** Start DATA SHOWN **

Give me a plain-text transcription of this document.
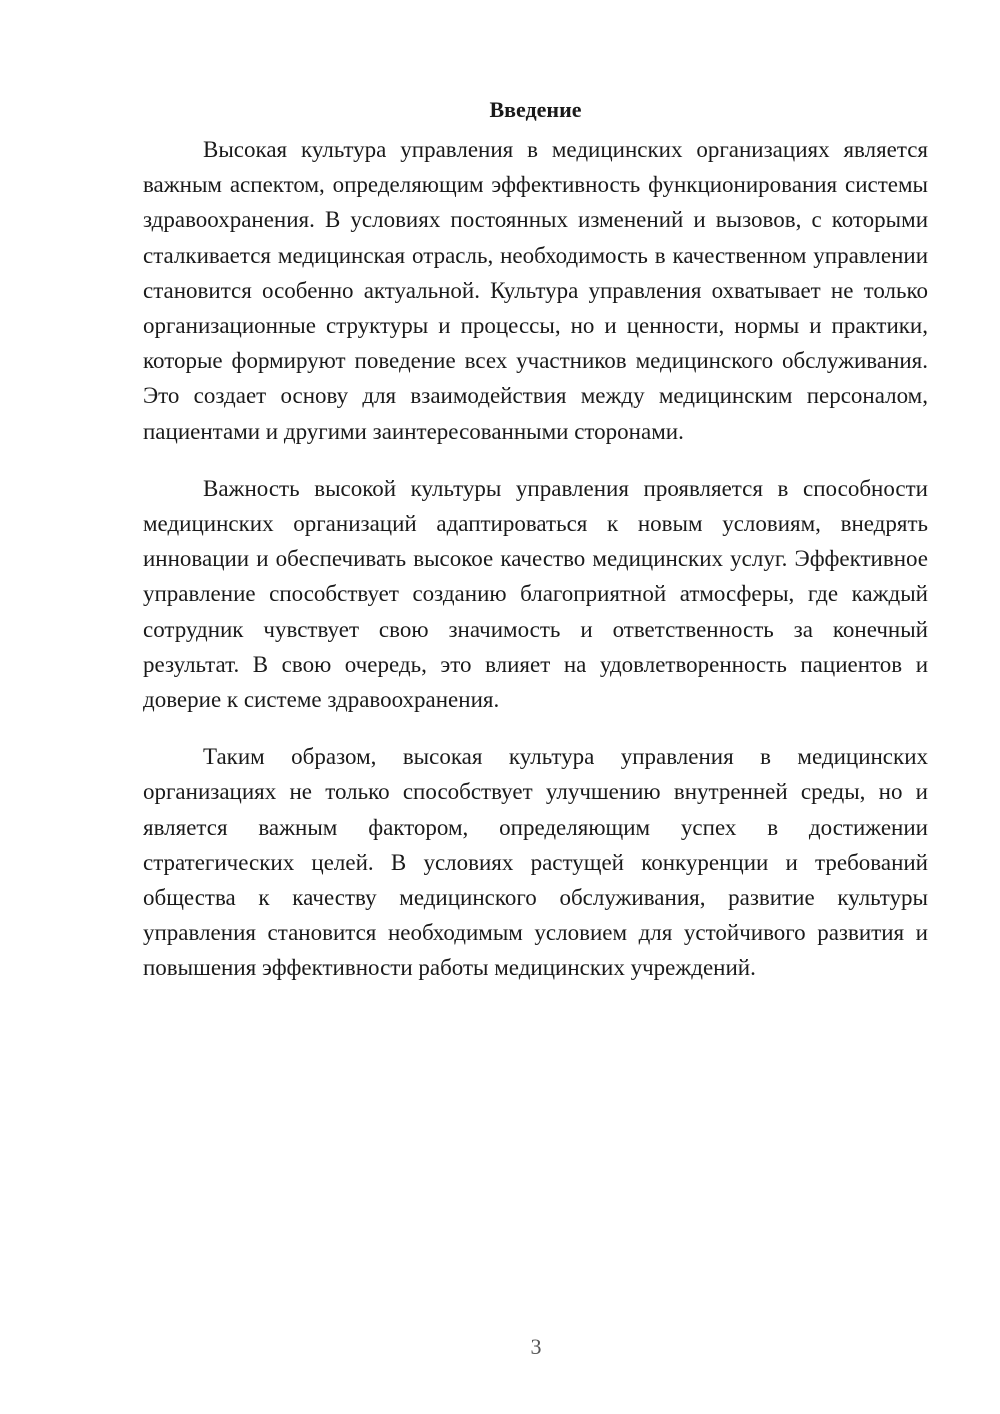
Введение

Высокая культура управления в медицинских организациях является важным аспектом, определяющим эффективность функционирования системы здравоохранения. В условиях постоянных изменений и вызовов, с которыми сталкивается медицинская отрасль, необходимость в качественном управлении становится особенно актуальной. Культура управления охватывает не только организационные структуры и процессы, но и ценности, нормы и практики, которые формируют поведение всех участников медицинского обслуживания. Это создает основу для взаимодействия между медицинским персоналом, пациентами и другими заинтересованными сторонами.

Важность высокой культуры управления проявляется в способности медицинских организаций адаптироваться к новым условиям, внедрять инновации и обеспечивать высокое качество медицинских услуг. Эффективное управление способствует созданию благоприятной атмосферы, где каждый сотрудник чувствует свою значимость и ответственность за конечный результат. В свою очередь, это влияет на удовлетворенность пациентов и доверие к системе здравоохранения.

Таким образом, высокая культура управления в медицинских организациях не только способствует улучшению внутренней среды, но и является важным фактором, определяющим успех в достижении стратегических целей. В условиях растущей конкуренции и требований общества к качеству медицинского обслуживания, развитие культуры управления становится необходимым условием для устойчивого развития и повышения эффективности работы медицинских учреждений.

3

** End DATA SHOWN **

-- DIRECTIONS FOR THIS TASK --
Transcribe the listing in full. Omit the pictures and keep every line exact.

-- TASK RESPONSE --
Give me a plain-text transcription of this document.
Введение

Высокая культура управления в медицинских организациях является важным аспектом, определяющим эффективность функционирования системы здравоохранения. В условиях постоянных изменений и вызовов, с которыми сталкивается медицинская отрасль, необходимость в качественном управлении становится особенно актуальной. Культура управления охватывает не только организационные структуры и процессы, но и ценности, нормы и практики, которые формируют поведение всех участников медицинского обслуживания. Это создает основу для взаимодействия между медицинским персоналом, пациентами и другими заинтересованными сторонами.

Важность высокой культуры управления проявляется в способности медицинских организаций адаптироваться к новым условиям, внедрять инновации и обеспечивать высокое качество медицинских услуг. Эффективное управление способствует созданию благоприятной атмосферы, где каждый сотрудник чувствует свою значимость и ответственность за конечный результат. В свою очередь, это влияет на удовлетворенность пациентов и доверие к системе здравоохранения.

Таким образом, высокая культура управления в медицинских организациях не только способствует улучшению внутренней среды, но и является важным фактором, определяющим успех в достижении стратегических целей. В условиях растущей конкуренции и требований общества к качеству медицинского обслуживания, развитие культуры управления становится необходимым условием для устойчивого развития и повышения эффективности работы медицинских учреждений.

3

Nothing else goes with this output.